═══ MATERIAL PROVIDED

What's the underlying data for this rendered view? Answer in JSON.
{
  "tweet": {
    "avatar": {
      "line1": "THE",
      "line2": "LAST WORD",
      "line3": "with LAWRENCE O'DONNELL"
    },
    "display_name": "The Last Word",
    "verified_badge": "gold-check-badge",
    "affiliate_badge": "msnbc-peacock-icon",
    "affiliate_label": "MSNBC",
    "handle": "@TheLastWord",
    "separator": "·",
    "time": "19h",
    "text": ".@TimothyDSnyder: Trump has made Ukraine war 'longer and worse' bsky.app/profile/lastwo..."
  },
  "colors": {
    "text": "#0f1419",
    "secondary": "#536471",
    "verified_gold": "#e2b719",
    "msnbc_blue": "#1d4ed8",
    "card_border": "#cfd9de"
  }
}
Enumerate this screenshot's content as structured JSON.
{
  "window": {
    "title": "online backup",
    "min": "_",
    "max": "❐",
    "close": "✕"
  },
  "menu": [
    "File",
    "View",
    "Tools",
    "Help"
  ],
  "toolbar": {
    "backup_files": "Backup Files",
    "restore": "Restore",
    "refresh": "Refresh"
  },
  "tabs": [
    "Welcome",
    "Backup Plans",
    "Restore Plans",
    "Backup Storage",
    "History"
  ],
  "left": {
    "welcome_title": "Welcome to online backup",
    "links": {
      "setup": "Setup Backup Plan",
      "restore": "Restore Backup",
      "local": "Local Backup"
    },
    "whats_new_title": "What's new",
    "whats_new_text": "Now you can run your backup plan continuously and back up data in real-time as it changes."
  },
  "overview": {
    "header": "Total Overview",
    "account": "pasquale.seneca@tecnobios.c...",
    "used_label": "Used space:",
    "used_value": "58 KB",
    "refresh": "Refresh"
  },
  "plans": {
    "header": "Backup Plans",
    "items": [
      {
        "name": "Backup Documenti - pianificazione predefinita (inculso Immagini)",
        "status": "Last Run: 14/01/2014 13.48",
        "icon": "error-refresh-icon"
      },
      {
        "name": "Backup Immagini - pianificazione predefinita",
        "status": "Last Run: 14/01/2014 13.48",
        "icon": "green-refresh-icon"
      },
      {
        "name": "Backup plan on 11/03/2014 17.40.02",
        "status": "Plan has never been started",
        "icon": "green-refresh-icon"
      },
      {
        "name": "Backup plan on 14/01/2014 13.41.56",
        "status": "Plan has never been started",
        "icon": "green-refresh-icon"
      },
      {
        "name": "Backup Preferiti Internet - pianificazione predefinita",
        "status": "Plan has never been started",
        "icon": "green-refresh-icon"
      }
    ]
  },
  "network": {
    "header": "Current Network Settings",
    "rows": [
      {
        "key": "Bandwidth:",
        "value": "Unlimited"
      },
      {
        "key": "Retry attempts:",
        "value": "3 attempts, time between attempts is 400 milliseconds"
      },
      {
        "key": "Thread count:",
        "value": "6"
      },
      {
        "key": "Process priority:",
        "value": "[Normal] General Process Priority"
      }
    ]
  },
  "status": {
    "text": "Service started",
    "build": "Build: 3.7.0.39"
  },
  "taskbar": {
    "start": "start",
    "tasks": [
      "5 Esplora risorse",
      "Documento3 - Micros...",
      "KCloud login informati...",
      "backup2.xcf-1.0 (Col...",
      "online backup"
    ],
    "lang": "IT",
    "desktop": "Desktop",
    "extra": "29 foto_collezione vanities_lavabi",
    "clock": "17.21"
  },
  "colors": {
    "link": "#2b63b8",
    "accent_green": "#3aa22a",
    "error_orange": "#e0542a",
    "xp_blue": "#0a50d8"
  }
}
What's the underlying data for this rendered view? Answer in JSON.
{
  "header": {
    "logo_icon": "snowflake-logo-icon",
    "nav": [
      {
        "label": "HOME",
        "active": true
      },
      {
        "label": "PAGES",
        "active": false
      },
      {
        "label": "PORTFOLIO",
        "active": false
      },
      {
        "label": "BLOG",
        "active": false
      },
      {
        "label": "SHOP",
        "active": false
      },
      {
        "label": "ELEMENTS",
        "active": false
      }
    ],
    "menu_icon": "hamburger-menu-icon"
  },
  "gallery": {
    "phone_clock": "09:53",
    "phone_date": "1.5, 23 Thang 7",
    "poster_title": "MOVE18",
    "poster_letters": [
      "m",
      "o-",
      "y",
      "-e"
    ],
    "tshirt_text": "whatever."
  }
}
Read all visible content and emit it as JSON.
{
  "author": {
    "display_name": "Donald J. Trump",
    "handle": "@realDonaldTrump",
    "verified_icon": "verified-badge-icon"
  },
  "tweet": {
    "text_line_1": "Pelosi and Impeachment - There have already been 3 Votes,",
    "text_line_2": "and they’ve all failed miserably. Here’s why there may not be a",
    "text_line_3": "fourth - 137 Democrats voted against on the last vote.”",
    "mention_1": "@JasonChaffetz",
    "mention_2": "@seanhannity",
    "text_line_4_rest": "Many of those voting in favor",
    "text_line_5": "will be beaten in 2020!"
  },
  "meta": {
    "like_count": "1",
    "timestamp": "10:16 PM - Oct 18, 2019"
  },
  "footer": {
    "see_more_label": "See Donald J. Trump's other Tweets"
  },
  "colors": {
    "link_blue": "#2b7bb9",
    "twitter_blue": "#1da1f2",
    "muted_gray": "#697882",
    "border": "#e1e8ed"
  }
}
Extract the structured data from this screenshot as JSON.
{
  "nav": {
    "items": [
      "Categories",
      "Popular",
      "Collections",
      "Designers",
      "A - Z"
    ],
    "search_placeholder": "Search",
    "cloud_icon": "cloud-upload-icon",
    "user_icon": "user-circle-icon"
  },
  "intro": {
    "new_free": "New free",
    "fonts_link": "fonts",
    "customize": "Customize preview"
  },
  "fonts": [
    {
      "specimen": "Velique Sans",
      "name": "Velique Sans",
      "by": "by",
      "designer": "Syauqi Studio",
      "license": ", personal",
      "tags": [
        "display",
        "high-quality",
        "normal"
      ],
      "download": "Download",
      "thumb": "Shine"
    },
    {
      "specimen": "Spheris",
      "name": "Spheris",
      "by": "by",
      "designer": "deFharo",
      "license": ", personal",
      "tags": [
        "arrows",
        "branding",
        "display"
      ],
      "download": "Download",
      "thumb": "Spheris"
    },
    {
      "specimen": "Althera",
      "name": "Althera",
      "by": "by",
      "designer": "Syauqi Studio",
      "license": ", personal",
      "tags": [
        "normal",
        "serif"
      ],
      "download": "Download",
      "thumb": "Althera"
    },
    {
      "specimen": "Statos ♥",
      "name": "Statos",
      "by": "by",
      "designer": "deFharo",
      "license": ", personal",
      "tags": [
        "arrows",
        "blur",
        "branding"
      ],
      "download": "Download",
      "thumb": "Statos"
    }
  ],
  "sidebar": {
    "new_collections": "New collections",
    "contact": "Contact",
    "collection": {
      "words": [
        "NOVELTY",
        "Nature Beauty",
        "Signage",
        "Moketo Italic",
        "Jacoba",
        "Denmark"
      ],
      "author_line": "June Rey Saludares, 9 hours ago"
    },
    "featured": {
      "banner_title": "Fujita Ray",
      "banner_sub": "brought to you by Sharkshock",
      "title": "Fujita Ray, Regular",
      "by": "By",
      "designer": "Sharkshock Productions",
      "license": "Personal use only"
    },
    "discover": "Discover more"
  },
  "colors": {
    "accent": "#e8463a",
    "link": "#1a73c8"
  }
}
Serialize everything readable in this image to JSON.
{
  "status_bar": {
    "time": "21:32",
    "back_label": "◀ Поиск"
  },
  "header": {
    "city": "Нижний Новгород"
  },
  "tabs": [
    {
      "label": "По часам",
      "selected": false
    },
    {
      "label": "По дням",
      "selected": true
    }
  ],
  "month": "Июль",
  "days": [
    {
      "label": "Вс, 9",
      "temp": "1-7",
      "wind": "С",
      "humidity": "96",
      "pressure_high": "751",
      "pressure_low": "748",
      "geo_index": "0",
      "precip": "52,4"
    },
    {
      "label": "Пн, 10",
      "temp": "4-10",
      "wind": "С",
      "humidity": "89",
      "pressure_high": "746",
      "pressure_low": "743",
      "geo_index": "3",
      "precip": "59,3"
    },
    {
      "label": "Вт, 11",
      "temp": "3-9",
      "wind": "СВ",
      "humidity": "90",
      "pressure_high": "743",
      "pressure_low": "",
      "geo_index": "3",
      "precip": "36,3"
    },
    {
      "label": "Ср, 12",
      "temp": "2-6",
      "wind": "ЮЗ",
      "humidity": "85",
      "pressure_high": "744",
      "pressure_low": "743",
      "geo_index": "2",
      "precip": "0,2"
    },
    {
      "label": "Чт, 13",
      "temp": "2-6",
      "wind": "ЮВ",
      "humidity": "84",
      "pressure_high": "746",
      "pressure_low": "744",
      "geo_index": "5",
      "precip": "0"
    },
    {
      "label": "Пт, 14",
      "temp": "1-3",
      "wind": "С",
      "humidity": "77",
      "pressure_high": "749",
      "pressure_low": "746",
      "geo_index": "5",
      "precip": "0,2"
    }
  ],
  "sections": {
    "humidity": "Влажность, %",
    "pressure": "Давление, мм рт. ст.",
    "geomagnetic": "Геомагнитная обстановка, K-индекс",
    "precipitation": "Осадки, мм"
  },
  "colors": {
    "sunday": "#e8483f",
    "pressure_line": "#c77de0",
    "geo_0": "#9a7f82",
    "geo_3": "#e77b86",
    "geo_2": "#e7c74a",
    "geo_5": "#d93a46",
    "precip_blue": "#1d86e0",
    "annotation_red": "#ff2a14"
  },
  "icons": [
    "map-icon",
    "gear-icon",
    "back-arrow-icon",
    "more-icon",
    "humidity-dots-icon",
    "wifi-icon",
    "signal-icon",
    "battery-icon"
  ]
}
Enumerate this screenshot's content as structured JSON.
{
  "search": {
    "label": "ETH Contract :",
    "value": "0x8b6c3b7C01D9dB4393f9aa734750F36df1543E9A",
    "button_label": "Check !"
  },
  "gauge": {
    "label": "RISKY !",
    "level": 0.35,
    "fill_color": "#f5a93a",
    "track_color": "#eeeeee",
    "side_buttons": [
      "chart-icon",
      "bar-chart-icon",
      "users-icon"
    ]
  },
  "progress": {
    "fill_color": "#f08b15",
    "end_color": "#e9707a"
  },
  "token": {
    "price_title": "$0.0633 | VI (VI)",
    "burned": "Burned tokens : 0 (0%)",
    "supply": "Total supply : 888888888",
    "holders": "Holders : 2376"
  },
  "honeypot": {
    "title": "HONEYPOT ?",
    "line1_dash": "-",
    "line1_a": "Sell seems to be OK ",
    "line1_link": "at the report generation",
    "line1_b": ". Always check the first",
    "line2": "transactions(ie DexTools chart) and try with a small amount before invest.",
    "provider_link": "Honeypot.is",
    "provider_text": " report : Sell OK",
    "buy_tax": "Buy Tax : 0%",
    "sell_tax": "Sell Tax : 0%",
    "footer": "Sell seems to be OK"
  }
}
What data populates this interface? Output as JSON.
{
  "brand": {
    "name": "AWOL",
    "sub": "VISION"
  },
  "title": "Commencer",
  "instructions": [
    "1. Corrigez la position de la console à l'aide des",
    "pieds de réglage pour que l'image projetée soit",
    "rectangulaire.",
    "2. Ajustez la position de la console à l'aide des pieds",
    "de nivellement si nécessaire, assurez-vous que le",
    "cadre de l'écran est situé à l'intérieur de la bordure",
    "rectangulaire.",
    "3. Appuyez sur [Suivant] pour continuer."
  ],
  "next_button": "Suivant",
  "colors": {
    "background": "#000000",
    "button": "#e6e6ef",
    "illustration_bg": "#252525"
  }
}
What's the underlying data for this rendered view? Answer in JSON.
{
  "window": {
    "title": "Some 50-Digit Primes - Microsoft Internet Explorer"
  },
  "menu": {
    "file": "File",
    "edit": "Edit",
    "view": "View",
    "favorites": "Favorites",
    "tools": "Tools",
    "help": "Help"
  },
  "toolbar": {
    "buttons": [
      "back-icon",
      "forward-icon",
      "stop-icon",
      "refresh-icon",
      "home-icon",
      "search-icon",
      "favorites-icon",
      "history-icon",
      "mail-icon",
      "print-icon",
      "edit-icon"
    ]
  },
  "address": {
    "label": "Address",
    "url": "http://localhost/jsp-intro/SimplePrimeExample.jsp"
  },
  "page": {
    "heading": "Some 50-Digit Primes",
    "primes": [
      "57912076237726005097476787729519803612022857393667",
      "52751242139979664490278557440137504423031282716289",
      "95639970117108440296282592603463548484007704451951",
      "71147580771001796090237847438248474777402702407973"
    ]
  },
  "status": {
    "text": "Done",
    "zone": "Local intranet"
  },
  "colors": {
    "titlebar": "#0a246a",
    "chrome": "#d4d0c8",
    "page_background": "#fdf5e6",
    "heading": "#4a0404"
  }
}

══════

#### [WHAT IS BEING ASKED]
Extract all lines from the data in which "pour" is found.

#### [TASK ANSWER]
    "pieds de réglage pour que l'image projetée soit",
    "3. Appuyez sur [Suivant] pour continuer."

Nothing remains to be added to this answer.